Extracted data entries:
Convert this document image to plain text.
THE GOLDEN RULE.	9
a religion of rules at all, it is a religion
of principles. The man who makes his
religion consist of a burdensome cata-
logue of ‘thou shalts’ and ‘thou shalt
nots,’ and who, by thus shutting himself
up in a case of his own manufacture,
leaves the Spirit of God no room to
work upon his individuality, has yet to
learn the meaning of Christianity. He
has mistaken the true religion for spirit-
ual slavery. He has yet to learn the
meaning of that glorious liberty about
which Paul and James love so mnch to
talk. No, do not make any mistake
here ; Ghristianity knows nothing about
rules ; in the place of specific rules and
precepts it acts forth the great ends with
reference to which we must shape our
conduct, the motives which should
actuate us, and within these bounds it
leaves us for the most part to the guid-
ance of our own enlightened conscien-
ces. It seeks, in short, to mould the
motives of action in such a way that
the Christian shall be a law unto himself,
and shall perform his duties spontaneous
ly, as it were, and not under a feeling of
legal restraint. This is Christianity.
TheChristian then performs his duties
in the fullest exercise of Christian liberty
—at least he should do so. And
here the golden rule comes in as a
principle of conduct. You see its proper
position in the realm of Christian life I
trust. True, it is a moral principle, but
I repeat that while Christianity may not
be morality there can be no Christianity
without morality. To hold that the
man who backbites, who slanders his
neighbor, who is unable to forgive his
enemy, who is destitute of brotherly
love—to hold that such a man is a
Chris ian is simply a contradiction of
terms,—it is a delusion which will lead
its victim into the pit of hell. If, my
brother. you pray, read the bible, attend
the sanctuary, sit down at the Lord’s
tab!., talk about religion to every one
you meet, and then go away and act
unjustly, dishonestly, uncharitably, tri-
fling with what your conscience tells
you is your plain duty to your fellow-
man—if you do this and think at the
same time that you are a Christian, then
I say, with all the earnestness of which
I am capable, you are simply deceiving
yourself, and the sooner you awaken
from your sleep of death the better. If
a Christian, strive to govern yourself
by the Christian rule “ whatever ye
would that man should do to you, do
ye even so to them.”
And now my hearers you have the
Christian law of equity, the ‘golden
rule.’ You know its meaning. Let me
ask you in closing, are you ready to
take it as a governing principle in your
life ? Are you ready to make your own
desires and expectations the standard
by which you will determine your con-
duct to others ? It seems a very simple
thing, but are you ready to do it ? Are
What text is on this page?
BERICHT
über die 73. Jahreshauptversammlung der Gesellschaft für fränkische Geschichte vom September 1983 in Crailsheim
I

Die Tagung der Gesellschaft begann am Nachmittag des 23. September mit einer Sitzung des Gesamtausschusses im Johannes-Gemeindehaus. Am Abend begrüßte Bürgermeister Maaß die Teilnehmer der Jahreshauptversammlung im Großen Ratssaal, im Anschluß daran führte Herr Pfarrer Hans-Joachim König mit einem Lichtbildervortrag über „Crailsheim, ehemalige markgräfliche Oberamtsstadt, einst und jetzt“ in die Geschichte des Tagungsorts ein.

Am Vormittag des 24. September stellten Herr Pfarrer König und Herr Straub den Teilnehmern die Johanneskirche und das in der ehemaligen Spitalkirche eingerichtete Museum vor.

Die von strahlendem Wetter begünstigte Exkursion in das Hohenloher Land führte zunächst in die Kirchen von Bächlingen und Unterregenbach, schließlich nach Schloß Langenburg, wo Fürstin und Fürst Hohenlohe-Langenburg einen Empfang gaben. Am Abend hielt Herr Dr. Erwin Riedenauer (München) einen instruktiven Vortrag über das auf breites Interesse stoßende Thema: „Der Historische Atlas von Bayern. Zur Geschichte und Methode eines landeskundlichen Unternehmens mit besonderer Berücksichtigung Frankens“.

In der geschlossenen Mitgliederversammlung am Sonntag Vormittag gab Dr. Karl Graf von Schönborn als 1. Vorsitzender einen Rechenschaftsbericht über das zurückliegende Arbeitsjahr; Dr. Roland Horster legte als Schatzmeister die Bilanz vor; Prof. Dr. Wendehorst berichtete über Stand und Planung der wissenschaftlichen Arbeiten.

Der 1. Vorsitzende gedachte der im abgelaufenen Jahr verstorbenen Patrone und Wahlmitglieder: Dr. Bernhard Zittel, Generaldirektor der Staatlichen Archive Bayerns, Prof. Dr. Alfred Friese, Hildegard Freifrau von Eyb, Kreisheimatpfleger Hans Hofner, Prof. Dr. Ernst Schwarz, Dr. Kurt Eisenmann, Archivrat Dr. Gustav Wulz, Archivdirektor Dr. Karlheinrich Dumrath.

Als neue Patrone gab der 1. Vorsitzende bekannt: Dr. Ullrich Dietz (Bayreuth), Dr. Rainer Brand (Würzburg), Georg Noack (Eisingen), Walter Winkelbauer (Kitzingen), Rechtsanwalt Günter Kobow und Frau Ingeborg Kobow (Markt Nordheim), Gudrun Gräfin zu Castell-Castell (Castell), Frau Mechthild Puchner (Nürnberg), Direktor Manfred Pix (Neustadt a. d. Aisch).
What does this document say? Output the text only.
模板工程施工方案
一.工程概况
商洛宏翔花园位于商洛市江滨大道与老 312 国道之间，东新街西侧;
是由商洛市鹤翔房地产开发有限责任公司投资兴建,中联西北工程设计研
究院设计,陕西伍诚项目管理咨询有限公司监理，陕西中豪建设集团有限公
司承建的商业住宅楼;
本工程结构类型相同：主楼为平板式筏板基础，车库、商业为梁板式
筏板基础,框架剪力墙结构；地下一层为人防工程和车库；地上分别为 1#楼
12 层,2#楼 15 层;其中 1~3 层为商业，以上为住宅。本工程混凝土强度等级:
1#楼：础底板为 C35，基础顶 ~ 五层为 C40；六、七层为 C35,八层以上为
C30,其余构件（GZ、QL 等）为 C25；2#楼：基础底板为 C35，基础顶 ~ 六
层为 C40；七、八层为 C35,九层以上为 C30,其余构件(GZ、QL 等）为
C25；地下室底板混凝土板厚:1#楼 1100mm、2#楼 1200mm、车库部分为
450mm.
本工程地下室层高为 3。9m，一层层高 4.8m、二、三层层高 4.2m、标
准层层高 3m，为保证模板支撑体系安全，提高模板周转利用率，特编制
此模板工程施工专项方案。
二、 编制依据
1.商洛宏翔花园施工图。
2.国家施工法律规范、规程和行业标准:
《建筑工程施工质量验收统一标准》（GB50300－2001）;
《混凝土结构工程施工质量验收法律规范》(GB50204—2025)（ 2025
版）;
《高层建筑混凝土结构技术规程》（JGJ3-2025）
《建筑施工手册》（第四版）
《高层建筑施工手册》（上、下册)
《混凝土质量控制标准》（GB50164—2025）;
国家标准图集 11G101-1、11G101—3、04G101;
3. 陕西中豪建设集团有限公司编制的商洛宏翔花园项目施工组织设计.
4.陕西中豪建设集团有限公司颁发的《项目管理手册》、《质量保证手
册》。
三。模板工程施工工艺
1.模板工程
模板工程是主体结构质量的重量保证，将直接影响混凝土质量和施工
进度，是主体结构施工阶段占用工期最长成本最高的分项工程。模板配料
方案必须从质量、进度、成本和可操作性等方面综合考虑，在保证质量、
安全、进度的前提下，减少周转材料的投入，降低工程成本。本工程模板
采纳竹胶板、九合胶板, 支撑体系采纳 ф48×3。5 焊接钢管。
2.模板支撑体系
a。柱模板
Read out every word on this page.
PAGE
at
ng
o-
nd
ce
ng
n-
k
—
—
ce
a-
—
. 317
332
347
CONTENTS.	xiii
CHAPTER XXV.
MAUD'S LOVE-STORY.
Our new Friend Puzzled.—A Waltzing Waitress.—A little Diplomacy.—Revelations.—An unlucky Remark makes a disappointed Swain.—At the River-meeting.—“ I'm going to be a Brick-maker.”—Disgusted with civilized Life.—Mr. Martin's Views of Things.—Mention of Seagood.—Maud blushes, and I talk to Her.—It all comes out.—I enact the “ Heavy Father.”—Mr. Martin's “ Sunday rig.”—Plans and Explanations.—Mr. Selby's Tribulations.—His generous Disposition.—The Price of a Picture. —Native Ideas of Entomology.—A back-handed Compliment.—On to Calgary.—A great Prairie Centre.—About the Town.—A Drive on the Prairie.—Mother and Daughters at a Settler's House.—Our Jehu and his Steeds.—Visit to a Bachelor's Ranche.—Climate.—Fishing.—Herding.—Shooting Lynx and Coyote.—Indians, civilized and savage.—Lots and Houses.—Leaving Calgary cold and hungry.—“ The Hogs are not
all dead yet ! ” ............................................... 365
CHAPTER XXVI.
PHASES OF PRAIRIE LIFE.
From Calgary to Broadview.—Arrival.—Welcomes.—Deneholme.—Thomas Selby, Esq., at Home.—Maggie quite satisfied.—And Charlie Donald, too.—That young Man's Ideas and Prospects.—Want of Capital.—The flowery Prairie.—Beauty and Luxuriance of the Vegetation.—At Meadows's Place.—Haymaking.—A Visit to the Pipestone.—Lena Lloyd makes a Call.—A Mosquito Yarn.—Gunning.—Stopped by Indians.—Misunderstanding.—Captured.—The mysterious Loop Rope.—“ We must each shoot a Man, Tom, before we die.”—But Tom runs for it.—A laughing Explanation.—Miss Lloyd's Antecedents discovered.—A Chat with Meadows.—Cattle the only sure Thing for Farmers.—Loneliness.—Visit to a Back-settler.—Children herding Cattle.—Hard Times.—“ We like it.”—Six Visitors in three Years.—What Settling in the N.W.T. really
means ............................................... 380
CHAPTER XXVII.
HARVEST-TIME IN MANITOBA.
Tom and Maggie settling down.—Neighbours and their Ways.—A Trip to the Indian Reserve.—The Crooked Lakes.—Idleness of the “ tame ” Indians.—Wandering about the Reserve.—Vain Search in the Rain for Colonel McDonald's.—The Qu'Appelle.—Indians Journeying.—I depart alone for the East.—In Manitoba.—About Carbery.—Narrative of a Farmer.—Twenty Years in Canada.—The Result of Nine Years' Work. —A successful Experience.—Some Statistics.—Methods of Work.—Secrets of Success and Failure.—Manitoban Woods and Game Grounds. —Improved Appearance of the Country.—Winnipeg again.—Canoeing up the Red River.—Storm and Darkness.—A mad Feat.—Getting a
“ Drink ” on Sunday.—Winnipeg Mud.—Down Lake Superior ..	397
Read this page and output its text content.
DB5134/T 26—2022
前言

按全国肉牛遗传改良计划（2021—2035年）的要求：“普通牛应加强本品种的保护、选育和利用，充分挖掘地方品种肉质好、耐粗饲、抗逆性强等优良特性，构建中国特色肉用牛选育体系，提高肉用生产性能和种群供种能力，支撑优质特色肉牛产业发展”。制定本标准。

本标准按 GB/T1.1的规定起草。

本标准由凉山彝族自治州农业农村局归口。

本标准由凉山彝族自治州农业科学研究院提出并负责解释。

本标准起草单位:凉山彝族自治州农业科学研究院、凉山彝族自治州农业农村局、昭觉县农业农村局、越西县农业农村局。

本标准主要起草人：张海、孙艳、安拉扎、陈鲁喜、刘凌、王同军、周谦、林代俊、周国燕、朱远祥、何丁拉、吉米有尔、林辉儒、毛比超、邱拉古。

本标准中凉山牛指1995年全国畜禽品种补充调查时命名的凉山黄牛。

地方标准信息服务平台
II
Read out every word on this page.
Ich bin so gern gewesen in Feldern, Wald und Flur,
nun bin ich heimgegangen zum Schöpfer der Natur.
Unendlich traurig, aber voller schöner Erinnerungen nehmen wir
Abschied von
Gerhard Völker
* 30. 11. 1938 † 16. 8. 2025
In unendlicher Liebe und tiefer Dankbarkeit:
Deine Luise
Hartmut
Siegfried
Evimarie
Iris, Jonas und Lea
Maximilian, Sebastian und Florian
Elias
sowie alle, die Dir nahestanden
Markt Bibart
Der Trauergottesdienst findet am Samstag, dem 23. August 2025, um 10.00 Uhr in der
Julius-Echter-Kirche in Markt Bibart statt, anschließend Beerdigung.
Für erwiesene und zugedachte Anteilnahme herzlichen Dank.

WHAT NEEDS TO BE DONE
Retype nothing except the lines from the line holding "Read this page and output its text content." through the last line of the entries, both included.

WRITTEN RESPONSE
Read this page and output its text content.
DB5134/T 26—2022
前言

按全国肉牛遗传改良计划（2021—2035年）的要求：“普通牛应加强本品种的保护、选育和利用，充分挖掘地方品种肉质好、耐粗饲、抗逆性强等优良特性，构建中国特色肉用牛选育体系，提高肉用生产性能和种群供种能力，支撑优质特色肉牛产业发展”。制定本标准。

本标准按 GB/T1.1的规定起草。

本标准由凉山彝族自治州农业农村局归口。

本标准由凉山彝族自治州农业科学研究院提出并负责解释。

本标准起草单位:凉山彝族自治州农业科学研究院、凉山彝族自治州农业农村局、昭觉县农业农村局、越西县农业农村局。

本标准主要起草人：张海、孙艳、安拉扎、陈鲁喜、刘凌、王同军、周谦、林代俊、周国燕、朱远祥、何丁拉、吉米有尔、林辉儒、毛比超、邱拉古。

本标准中凉山牛指1995年全国畜禽品种补充调查时命名的凉山黄牛。

地方标准信息服务平台
II
Read out every word on this page.
Ich bin so gern gewesen in Feldern, Wald und Flur,
nun bin ich heimgegangen zum Schöpfer der Natur.
Unendlich traurig, aber voller schöner Erinnerungen nehmen wir
Abschied von
Gerhard Völker
* 30. 11. 1938 † 16. 8. 2025
In unendlicher Liebe und tiefer Dankbarkeit:
Deine Luise
Hartmut
Siegfried
Evimarie
Iris, Jonas und Lea
Maximilian, Sebastian und Florian
Elias
sowie alle, die Dir nahestanden
Markt Bibart
Der Trauergottesdienst findet am Samstag, dem 23. August 2025, um 10.00 Uhr in der
Julius-Echter-Kirche in Markt Bibart statt, anschließend Beerdigung.
Für erwiesene und zugedachte Anteilnahme herzlichen Dank.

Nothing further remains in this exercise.